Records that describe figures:
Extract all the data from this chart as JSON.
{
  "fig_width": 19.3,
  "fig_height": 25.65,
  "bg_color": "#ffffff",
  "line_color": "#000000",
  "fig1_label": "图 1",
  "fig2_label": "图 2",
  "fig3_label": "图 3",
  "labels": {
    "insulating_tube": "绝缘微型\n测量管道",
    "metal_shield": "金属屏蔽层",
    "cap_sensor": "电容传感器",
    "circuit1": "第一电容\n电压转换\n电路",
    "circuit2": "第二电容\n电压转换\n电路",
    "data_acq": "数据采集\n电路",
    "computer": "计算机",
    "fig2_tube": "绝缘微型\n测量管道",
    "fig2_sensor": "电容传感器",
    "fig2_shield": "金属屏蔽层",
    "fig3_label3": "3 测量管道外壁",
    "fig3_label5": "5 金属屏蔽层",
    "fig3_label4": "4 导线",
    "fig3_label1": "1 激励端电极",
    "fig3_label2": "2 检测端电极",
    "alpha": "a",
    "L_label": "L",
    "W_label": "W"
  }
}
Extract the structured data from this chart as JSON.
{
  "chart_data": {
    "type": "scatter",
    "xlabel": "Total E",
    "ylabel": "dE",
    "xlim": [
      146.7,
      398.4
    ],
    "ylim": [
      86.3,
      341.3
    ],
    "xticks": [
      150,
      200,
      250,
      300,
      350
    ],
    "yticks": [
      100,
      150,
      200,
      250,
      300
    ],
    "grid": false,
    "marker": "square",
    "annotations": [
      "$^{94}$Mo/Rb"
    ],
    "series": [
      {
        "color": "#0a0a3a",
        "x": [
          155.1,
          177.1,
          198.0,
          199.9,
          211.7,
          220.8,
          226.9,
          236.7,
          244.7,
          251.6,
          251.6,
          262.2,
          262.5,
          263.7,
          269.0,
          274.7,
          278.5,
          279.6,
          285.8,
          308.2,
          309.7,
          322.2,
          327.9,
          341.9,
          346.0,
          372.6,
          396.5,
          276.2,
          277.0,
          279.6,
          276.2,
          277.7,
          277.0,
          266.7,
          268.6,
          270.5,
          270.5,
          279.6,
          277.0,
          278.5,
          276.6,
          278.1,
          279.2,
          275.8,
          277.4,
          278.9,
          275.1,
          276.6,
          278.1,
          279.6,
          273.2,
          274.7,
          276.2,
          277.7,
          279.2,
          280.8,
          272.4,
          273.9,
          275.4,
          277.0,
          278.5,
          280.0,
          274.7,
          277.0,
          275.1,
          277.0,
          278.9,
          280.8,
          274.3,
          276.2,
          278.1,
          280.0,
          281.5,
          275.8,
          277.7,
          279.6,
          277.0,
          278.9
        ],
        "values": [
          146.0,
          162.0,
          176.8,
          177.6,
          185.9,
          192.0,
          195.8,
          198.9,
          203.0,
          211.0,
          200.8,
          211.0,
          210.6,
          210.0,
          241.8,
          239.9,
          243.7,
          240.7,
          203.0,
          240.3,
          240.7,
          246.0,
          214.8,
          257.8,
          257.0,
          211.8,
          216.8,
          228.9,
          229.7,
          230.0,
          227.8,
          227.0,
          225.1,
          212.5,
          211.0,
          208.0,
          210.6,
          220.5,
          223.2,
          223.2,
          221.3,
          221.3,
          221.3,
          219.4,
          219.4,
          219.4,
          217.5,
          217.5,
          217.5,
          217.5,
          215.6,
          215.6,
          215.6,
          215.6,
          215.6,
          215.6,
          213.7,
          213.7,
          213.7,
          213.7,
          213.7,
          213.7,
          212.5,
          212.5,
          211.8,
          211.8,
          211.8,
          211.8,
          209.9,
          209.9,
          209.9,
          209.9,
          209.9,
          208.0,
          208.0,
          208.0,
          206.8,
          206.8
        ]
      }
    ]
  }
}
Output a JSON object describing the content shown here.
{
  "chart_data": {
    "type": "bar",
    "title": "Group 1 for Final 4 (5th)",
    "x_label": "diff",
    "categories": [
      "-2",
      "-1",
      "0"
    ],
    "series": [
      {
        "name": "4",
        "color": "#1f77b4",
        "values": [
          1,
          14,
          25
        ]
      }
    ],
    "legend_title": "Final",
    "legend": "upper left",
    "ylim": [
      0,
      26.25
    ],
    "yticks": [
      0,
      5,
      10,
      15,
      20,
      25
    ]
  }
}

» What you should do
Extract the lines above from the one containing "Output a JSON" to the last line, both included, exactly as written.

» Exercise solution
Output a JSON object describing the content shown here.
{
  "chart_data": {
    "type": "bar",
    "title": "Group 1 for Final 4 (5th)",
    "x_label": "diff",
    "categories": [
      "-2",
      "-1",
      "0"
    ],
    "series": [
      {
        "name": "4",
        "color": "#1f77b4",
        "values": [
          1,
          14,
          25
        ]
      }
    ],
    "legend_title": "Final",
    "legend": "upper left",
    "ylim": [
      0,
      26.25
    ],
    "yticks": [
      0,
      5,
      10,
      15,
      20,
      25
    ]
  }
}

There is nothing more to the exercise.